++++ DATASET RECORDS

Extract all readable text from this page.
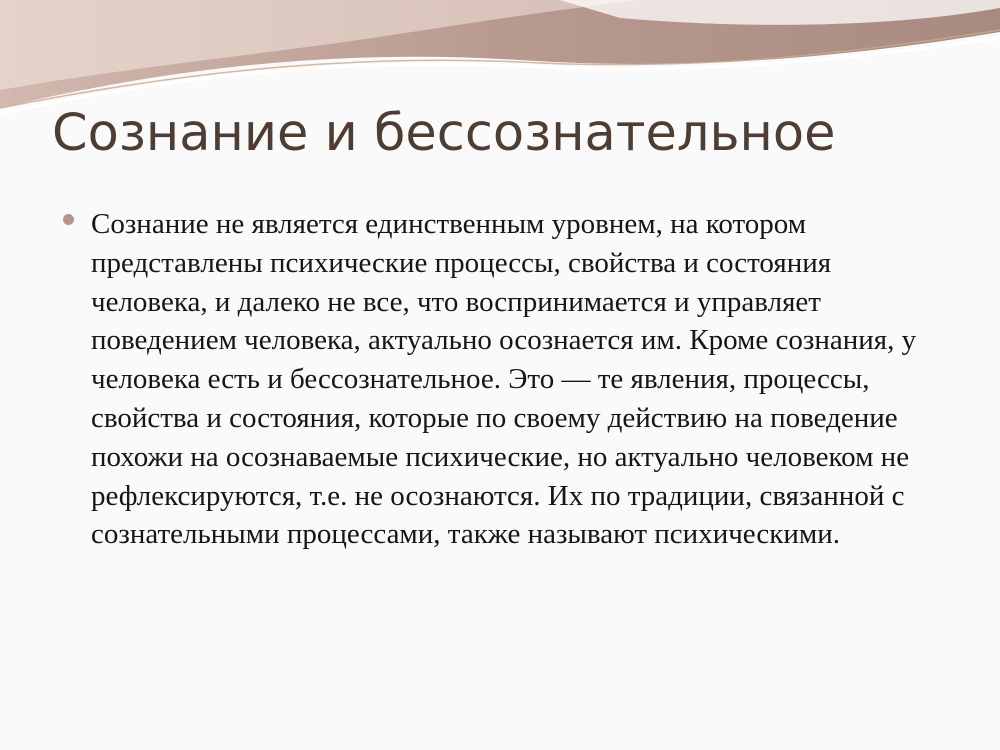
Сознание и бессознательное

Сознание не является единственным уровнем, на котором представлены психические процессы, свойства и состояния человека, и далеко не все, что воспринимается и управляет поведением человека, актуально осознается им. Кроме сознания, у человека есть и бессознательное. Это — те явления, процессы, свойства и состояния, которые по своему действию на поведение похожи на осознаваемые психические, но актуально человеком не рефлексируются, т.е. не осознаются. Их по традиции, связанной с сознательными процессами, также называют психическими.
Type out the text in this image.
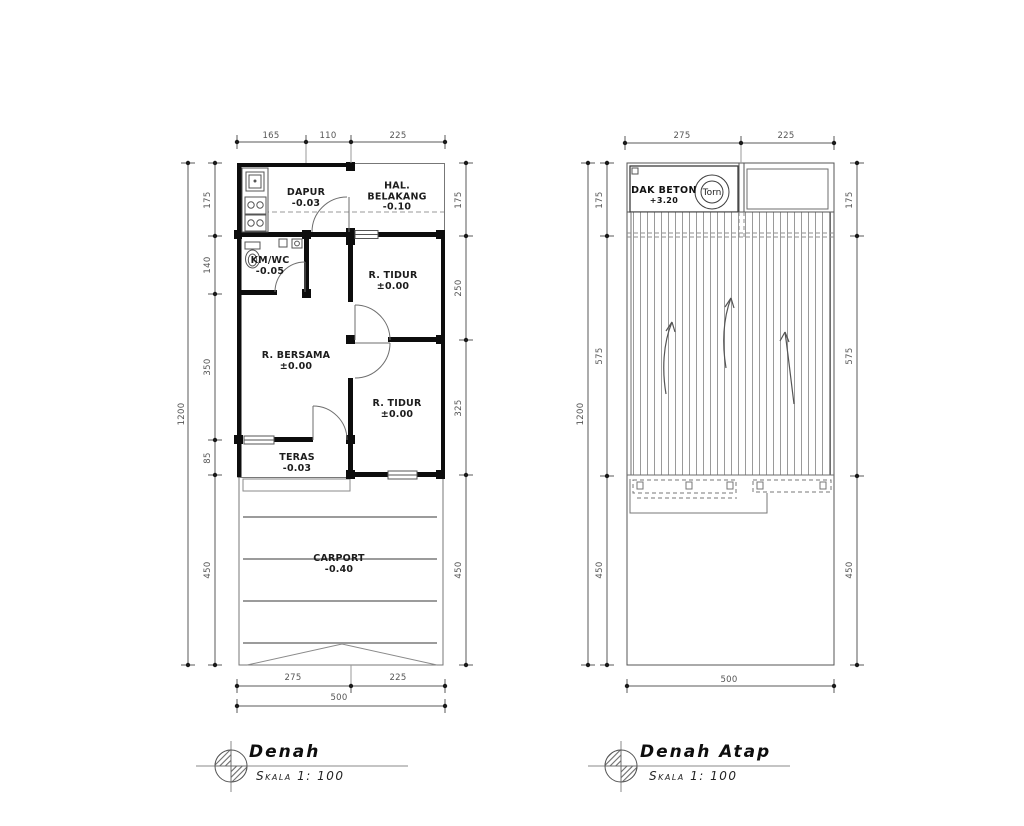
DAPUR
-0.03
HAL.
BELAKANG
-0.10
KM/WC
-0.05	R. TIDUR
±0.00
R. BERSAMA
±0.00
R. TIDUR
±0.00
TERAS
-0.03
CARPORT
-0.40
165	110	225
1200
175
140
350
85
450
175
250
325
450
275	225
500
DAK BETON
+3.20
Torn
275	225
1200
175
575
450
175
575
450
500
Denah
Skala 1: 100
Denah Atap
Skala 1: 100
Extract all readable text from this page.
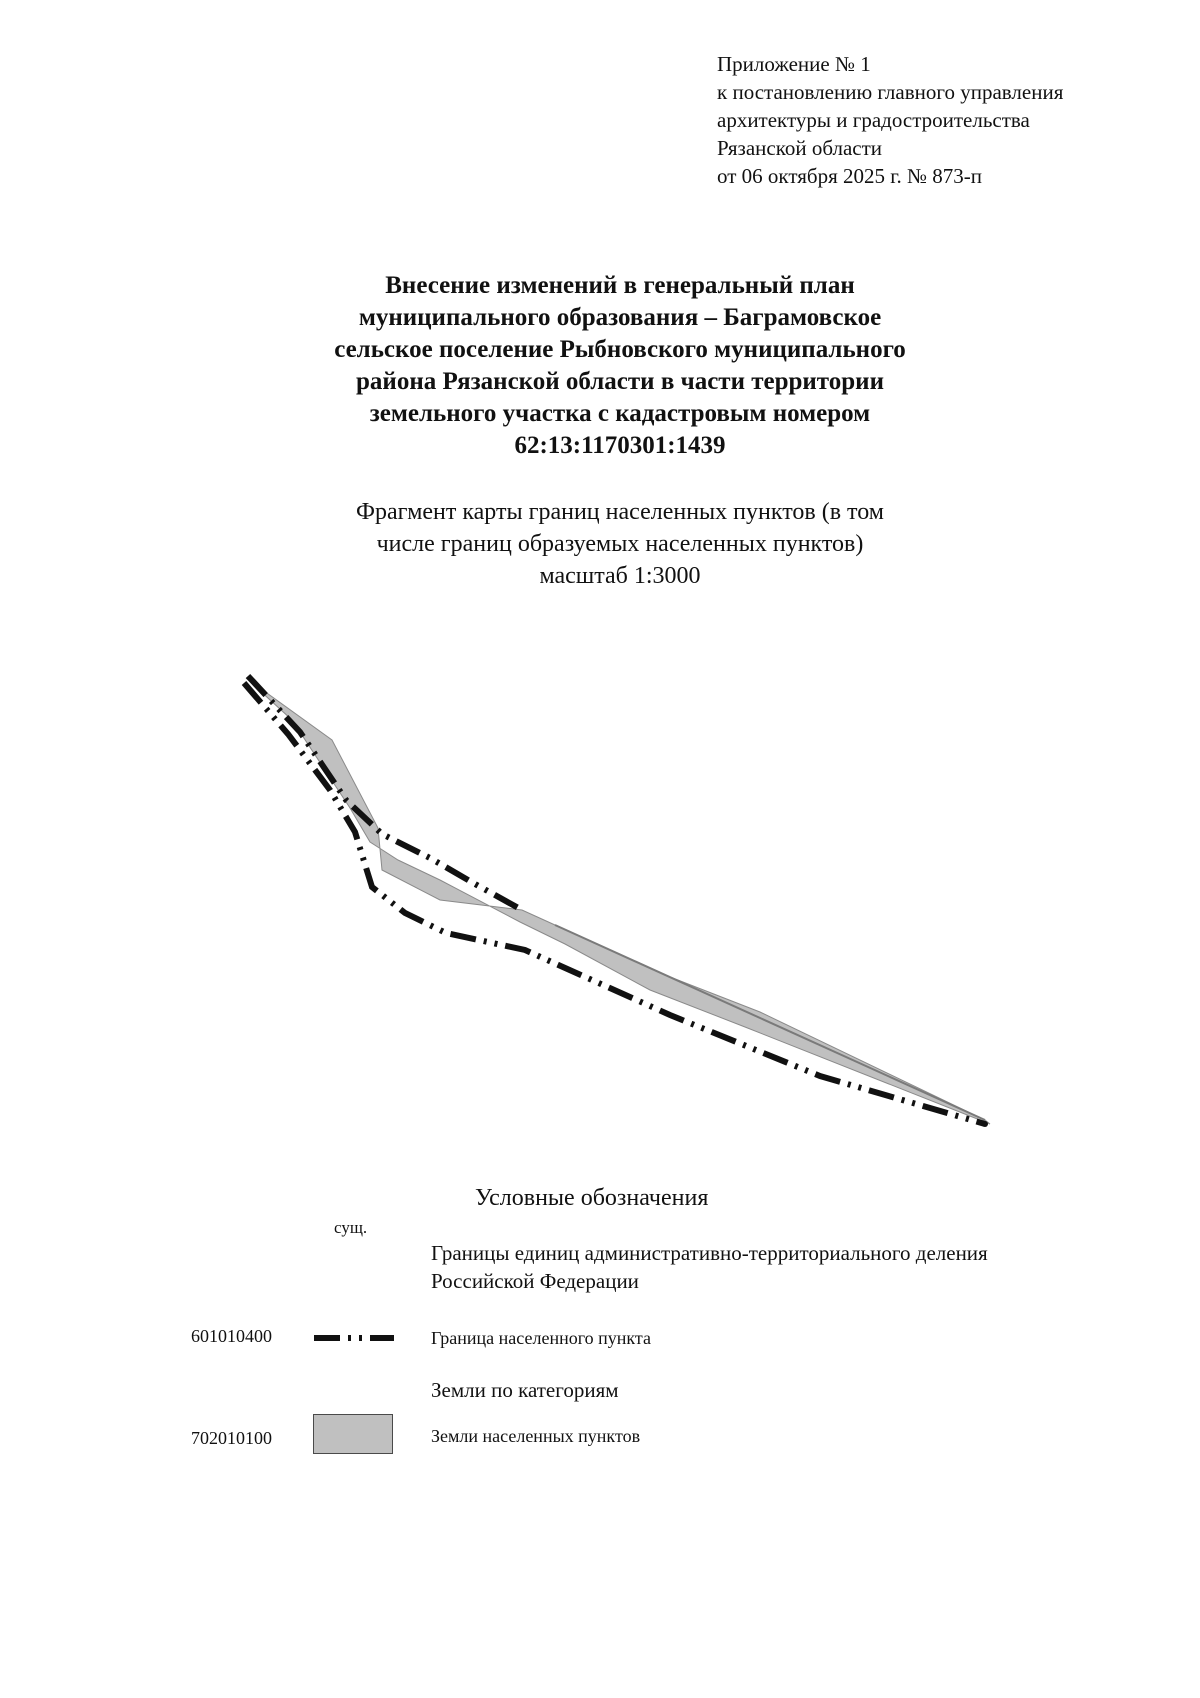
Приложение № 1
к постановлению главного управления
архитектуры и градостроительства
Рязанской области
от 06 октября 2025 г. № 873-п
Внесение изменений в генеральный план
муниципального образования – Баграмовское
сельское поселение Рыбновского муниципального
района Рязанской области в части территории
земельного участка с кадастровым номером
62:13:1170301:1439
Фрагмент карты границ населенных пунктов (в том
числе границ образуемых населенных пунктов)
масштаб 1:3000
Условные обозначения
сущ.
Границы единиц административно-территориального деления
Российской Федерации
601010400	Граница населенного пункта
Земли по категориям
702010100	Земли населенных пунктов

++++++++
++++ DATASET RECORDS

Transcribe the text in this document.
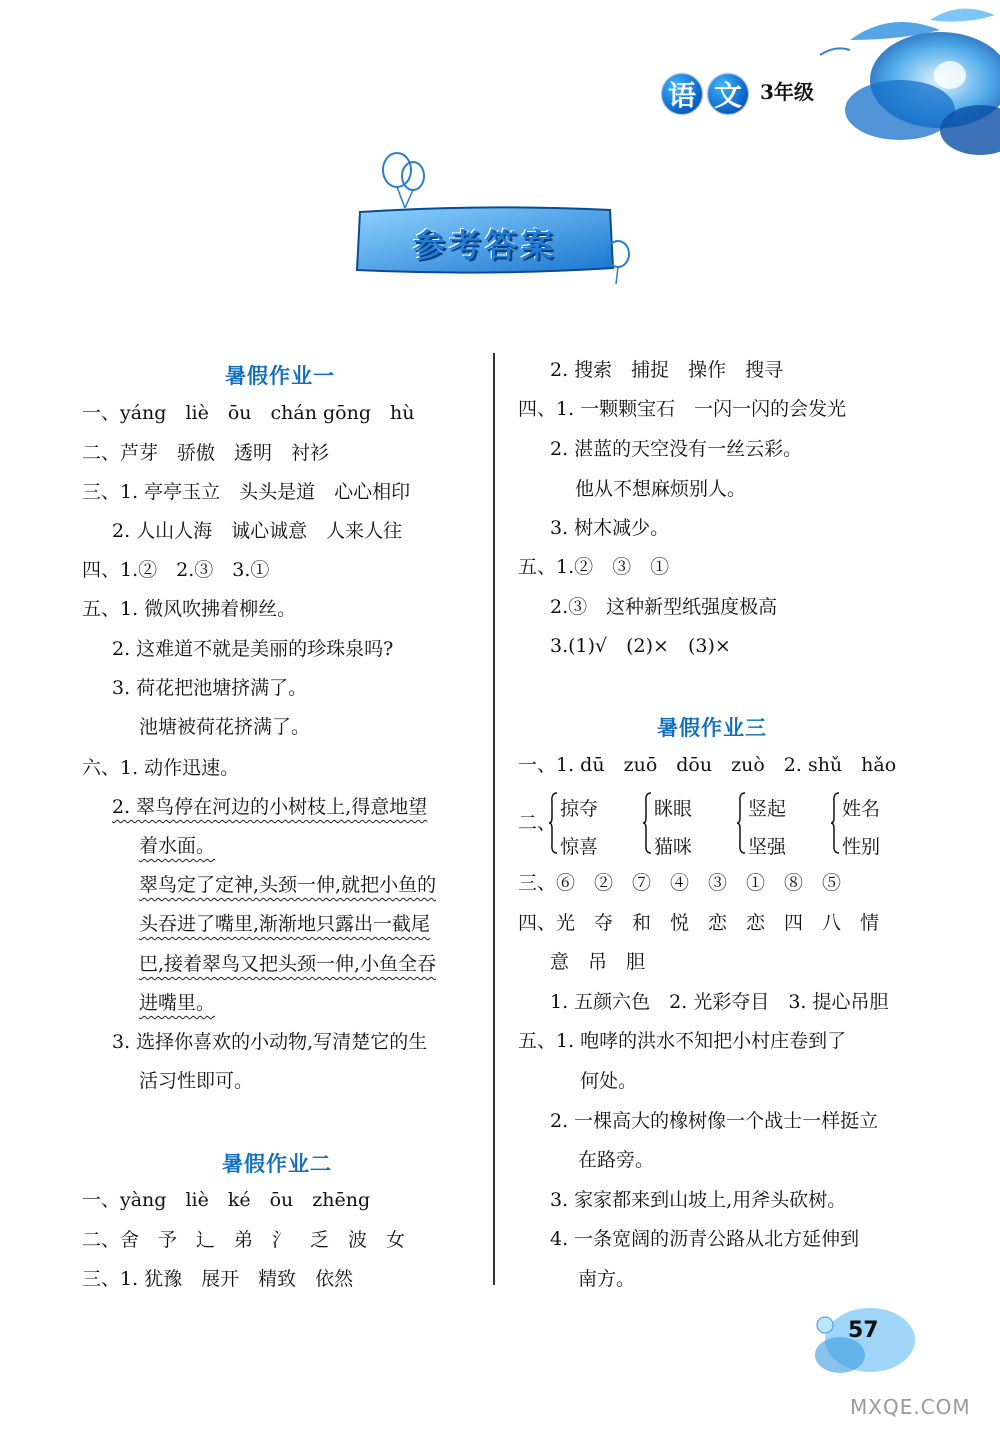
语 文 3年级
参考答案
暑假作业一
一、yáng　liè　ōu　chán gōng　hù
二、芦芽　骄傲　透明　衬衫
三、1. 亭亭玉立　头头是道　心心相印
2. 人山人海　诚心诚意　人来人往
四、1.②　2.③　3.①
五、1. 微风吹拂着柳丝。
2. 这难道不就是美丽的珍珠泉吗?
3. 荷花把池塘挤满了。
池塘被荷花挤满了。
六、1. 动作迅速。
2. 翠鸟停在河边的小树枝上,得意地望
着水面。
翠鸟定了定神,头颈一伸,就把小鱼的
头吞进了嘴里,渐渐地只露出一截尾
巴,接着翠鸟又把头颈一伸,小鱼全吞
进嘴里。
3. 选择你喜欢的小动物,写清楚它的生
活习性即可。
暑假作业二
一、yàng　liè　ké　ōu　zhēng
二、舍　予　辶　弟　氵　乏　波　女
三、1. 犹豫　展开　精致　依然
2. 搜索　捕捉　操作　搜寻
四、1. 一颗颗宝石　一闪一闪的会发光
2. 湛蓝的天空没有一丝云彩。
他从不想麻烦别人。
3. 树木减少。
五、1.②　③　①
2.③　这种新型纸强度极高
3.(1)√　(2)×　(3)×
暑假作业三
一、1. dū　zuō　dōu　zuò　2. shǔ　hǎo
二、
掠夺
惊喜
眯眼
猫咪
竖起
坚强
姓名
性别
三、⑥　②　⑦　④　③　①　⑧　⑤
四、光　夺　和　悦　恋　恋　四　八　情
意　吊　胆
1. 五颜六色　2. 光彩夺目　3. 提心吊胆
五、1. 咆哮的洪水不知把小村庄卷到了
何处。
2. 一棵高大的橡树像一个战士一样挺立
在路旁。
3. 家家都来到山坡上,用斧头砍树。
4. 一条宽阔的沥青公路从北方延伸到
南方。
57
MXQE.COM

++++++++
++++ DATASET RECORDS

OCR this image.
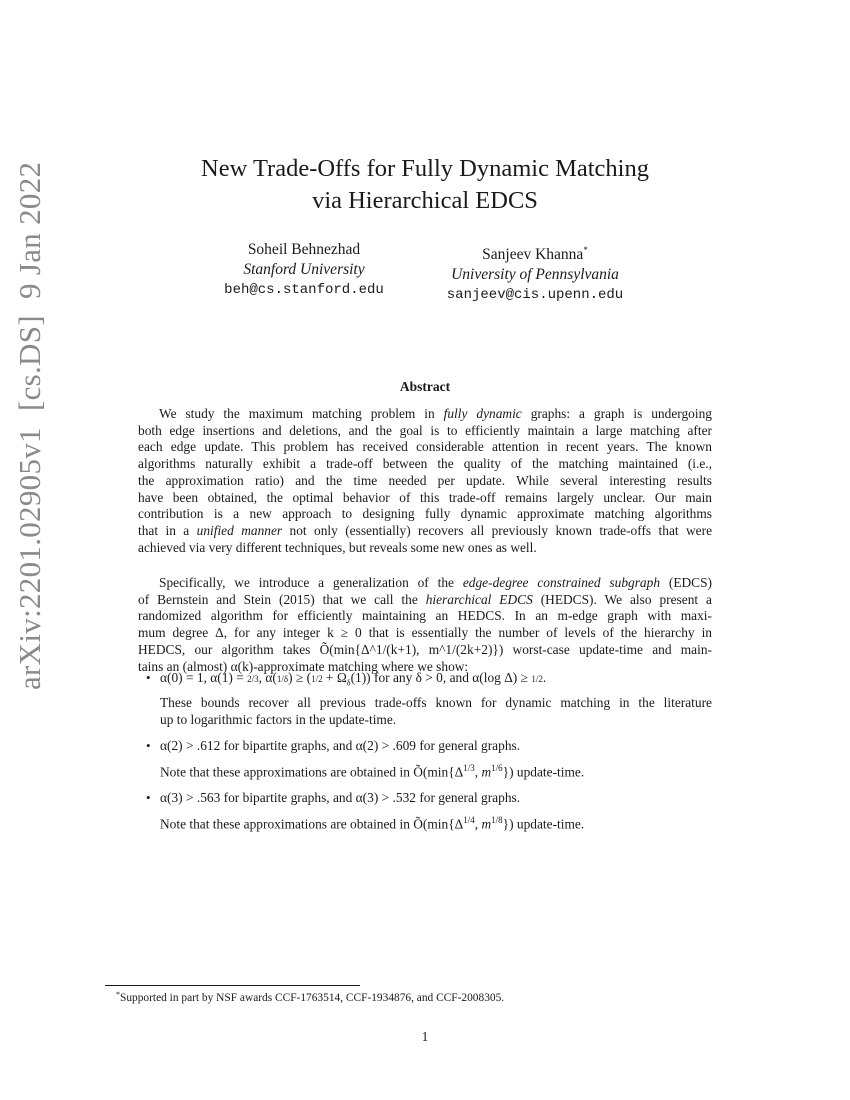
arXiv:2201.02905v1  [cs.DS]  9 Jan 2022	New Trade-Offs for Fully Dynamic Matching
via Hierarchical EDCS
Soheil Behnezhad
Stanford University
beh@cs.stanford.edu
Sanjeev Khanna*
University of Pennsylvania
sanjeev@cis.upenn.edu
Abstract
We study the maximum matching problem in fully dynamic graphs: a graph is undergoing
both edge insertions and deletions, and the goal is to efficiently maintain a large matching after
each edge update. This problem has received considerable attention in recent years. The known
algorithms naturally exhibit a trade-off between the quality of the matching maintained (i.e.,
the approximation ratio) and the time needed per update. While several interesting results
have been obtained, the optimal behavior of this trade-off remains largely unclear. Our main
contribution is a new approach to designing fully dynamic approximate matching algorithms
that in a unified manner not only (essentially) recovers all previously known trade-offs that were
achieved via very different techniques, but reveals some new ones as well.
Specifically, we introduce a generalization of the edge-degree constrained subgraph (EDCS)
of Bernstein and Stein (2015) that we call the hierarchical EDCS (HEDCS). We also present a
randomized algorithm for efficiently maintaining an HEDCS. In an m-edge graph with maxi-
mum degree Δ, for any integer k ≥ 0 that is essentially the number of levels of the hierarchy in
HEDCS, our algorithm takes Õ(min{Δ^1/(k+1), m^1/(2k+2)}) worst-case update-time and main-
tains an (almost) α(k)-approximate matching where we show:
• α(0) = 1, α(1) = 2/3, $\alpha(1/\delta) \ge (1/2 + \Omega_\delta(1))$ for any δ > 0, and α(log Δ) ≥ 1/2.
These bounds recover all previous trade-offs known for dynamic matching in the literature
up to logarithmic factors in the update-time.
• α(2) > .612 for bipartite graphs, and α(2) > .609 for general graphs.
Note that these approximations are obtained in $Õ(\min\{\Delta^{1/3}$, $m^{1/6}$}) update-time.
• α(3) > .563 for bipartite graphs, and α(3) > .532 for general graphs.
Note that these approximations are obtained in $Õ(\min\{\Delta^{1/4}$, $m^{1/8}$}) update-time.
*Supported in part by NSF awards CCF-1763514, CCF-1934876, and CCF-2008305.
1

++++++++

### WHAT TO PRODUCE
Select and copy every line from the records that includes the word "approximations".

### WORKED ANSWER
Note that these approximations are obtained in $Õ(\min\{\Delta^{1/3}$, $m^{1/6}$}) update-time.
Note that these approximations are obtained in $Õ(\min\{\Delta^{1/4}$, $m^{1/8}$}) update-time.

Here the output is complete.